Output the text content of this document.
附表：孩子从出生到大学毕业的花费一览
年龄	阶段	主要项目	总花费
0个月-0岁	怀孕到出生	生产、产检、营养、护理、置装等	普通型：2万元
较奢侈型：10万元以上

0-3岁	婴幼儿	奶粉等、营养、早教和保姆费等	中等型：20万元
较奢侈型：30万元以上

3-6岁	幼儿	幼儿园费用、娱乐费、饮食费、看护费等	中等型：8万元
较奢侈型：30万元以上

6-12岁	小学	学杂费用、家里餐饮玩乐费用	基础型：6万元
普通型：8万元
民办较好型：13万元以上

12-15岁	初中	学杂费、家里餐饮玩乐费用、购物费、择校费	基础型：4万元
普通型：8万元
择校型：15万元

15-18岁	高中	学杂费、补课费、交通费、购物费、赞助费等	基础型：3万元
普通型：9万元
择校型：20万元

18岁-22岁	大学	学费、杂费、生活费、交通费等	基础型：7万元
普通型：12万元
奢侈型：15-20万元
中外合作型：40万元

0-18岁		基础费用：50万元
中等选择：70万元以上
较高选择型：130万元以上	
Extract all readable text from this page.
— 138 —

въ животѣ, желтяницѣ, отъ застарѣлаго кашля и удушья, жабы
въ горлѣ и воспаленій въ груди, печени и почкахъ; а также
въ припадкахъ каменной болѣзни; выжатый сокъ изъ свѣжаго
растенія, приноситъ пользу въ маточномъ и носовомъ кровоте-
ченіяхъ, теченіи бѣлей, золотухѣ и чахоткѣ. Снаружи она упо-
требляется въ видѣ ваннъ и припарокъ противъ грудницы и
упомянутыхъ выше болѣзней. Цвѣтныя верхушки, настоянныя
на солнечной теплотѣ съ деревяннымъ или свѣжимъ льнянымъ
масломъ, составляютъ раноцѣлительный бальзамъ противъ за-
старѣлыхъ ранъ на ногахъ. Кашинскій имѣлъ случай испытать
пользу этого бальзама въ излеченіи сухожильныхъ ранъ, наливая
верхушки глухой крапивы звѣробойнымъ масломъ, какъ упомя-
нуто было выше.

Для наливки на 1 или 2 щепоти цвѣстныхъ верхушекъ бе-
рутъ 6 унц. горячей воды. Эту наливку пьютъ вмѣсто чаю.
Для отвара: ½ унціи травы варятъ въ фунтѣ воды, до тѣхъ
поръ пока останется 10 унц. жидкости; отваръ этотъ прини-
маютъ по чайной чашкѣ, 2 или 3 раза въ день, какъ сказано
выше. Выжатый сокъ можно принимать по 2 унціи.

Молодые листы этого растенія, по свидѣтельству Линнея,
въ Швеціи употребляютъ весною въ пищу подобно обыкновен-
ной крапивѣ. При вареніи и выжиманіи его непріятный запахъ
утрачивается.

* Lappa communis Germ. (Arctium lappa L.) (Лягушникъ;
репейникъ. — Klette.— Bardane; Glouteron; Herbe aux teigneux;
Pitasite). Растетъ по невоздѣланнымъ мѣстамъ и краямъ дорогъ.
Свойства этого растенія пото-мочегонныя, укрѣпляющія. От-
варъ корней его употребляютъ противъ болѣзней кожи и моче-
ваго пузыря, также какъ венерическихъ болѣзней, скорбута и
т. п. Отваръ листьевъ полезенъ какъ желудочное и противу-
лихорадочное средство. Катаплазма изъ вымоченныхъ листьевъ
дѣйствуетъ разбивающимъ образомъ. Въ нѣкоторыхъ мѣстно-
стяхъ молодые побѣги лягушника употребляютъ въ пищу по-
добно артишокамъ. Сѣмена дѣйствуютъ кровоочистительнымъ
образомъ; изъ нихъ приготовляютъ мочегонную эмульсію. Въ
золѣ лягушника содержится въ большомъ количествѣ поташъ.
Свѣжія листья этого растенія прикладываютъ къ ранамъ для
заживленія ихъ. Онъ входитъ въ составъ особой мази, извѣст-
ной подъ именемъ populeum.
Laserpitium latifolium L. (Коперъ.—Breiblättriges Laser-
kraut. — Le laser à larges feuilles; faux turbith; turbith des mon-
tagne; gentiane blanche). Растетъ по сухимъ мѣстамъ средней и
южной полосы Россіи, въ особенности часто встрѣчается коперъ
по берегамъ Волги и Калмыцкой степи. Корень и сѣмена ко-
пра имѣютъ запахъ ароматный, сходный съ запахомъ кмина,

DIRECTIONS: Locate and copy each line in the data above that includes the word "болѣзней".

OUTPUT BELOW:
упомянутыхъ выше болѣзней. Цвѣтныя верхушки, настоянныя
варъ корней его употребляютъ противъ болѣзней кожи и моче-
ваго пузыря, также какъ венерическихъ болѣзней, скорбута и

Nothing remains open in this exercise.